(Task goal) Reproduce every record below exactly as it appears.

Saved data entries

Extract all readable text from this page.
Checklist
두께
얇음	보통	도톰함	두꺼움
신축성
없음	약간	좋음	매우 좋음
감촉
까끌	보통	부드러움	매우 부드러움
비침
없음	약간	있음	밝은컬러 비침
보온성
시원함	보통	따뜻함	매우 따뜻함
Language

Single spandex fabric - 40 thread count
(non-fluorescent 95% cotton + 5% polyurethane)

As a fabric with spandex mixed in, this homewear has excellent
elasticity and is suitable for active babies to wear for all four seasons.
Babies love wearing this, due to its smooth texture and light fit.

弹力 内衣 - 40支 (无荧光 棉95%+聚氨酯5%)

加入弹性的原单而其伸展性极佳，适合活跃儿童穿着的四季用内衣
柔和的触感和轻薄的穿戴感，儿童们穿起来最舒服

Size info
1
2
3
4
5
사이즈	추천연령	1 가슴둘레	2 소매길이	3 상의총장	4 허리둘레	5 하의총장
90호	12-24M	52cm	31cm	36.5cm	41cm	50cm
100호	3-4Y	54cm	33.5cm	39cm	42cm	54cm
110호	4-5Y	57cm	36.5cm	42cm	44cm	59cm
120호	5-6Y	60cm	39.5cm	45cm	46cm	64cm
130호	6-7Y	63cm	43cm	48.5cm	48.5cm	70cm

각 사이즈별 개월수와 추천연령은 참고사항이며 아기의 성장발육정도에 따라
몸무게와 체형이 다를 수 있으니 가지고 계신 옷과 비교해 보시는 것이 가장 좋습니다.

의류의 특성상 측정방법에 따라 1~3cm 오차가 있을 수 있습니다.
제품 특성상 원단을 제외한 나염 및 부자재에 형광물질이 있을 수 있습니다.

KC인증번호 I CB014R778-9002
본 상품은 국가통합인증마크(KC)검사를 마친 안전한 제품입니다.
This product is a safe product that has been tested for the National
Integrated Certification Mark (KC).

(Task response)
Extract all readable text from this page.
Checklist
두께
얇음	보통	도톰함	두꺼움
신축성
없음	약간	좋음	매우 좋음
감촉
까끌	보통	부드러움	매우 부드러움
비침
없음	약간	있음	밝은컬러 비침
보온성
시원함	보통	따뜻함	매우 따뜻함
Language

Single spandex fabric - 40 thread count
(non-fluorescent 95% cotton + 5% polyurethane)

As a fabric with spandex mixed in, this homewear has excellent
elasticity and is suitable for active babies to wear for all four seasons.
Babies love wearing this, due to its smooth texture and light fit.

弹力 内衣 - 40支 (无荧光 棉95%+聚氨酯5%)

加入弹性的原单而其伸展性极佳，适合活跃儿童穿着的四季用内衣
柔和的触感和轻薄的穿戴感，儿童们穿起来最舒服

Size info
1
2
3
4
5
사이즈	추천연령	1 가슴둘레	2 소매길이	3 상의총장	4 허리둘레	5 하의총장
90호	12-24M	52cm	31cm	36.5cm	41cm	50cm
100호	3-4Y	54cm	33.5cm	39cm	42cm	54cm
110호	4-5Y	57cm	36.5cm	42cm	44cm	59cm
120호	5-6Y	60cm	39.5cm	45cm	46cm	64cm
130호	6-7Y	63cm	43cm	48.5cm	48.5cm	70cm

각 사이즈별 개월수와 추천연령은 참고사항이며 아기의 성장발육정도에 따라
몸무게와 체형이 다를 수 있으니 가지고 계신 옷과 비교해 보시는 것이 가장 좋습니다.

의류의 특성상 측정방법에 따라 1~3cm 오차가 있을 수 있습니다.
제품 특성상 원단을 제외한 나염 및 부자재에 형광물질이 있을 수 있습니다.

KC인증번호 I CB014R778-9002
본 상품은 국가통합인증마크(KC)검사를 마친 안전한 제품입니다.
This product is a safe product that has been tested for the National
Integrated Certification Mark (KC).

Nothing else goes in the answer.